GIVEN REQUEST ▸ From the entries below, gather every line containing the string "rabbit".

[begin EXERCISE DATA]

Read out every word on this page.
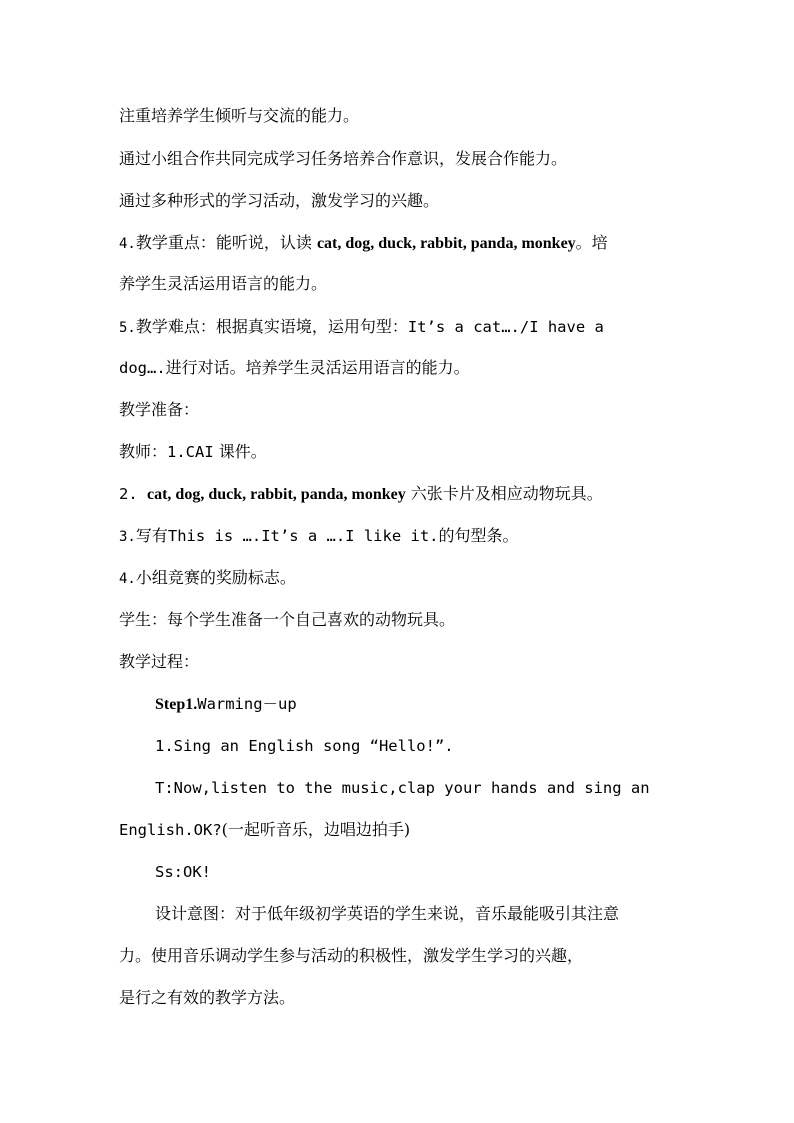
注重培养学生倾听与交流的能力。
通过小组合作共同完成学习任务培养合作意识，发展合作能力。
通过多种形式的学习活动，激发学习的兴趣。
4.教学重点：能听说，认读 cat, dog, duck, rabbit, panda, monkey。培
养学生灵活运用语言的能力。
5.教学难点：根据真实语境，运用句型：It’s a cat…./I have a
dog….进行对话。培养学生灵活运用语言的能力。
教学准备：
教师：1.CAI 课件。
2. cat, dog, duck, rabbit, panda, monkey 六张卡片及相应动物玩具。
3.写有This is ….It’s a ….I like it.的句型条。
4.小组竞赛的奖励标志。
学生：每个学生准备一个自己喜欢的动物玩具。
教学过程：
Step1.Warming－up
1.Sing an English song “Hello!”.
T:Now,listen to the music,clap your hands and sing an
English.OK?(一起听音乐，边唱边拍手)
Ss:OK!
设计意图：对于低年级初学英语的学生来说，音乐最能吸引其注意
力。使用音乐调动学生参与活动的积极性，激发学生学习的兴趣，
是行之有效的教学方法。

[end EXERCISE DATA]
[begin EXERCISE DATA]

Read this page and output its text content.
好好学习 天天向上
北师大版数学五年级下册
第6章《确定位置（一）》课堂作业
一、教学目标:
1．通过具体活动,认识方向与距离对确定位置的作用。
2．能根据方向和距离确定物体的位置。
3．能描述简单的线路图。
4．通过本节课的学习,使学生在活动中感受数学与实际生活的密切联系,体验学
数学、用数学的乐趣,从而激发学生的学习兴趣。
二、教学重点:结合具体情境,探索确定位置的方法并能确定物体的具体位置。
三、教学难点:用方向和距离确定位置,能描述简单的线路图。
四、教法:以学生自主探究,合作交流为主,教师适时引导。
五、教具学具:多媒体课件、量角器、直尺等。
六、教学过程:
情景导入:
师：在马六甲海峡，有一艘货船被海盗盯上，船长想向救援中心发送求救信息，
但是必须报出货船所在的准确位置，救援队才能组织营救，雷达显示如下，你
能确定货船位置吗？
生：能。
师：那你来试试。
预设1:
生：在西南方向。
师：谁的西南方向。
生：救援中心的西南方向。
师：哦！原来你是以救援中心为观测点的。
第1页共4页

[end EXERCISE DATA]
[begin EXERCISE DATA]

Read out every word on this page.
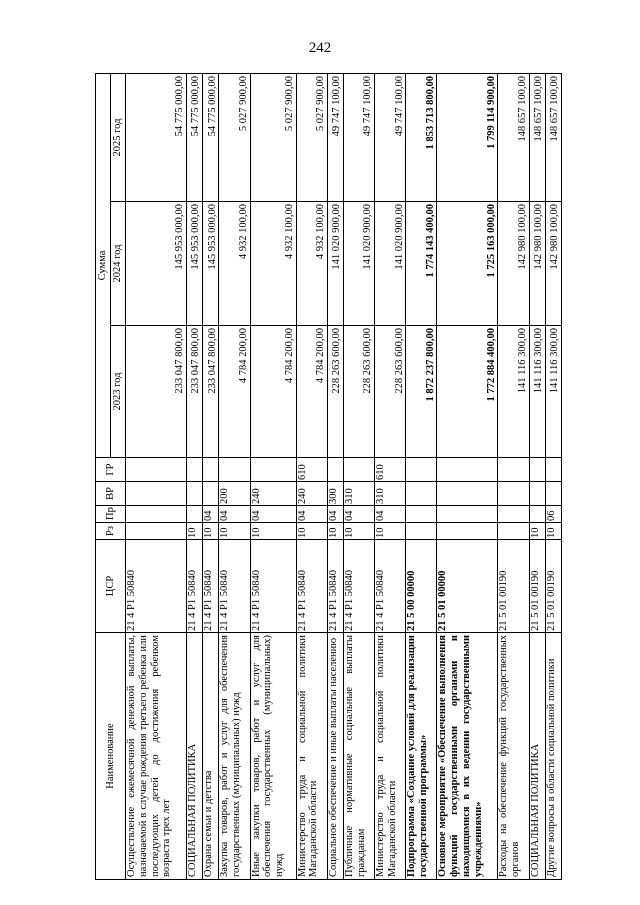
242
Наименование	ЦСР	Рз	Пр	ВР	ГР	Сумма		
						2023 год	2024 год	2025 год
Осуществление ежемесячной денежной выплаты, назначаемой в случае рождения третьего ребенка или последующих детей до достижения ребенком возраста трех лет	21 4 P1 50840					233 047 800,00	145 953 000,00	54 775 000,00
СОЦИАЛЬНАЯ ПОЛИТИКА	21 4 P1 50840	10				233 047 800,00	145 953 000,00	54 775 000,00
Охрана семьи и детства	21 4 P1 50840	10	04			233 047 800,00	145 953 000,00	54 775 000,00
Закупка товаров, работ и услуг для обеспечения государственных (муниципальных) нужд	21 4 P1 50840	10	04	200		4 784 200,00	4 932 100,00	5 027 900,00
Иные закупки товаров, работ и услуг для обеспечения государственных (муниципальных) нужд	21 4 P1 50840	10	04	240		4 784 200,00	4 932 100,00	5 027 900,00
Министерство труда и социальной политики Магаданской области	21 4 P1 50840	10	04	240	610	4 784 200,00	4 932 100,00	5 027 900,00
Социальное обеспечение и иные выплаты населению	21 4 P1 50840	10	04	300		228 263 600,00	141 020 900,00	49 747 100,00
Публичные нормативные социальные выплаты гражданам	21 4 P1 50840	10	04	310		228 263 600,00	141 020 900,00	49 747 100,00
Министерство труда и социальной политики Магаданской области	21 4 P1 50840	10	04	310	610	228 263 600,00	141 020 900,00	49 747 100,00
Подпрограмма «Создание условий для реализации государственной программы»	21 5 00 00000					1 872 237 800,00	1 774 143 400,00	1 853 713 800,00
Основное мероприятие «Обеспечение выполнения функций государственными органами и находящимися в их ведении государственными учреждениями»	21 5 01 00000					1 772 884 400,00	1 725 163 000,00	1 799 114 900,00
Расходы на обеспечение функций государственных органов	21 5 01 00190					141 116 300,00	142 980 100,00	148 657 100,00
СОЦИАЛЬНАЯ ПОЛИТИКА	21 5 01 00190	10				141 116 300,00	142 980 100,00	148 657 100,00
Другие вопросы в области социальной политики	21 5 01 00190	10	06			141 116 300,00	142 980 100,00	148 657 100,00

[end EXERCISE DATA]

SOLUTION TO THE PROBLEM ▸
4.教学重点：能听说，认读 cat, dog, duck, rabbit, panda, monkey。培
2. cat, dog, duck, rabbit, panda, monkey 六张卡片及相应动物玩具。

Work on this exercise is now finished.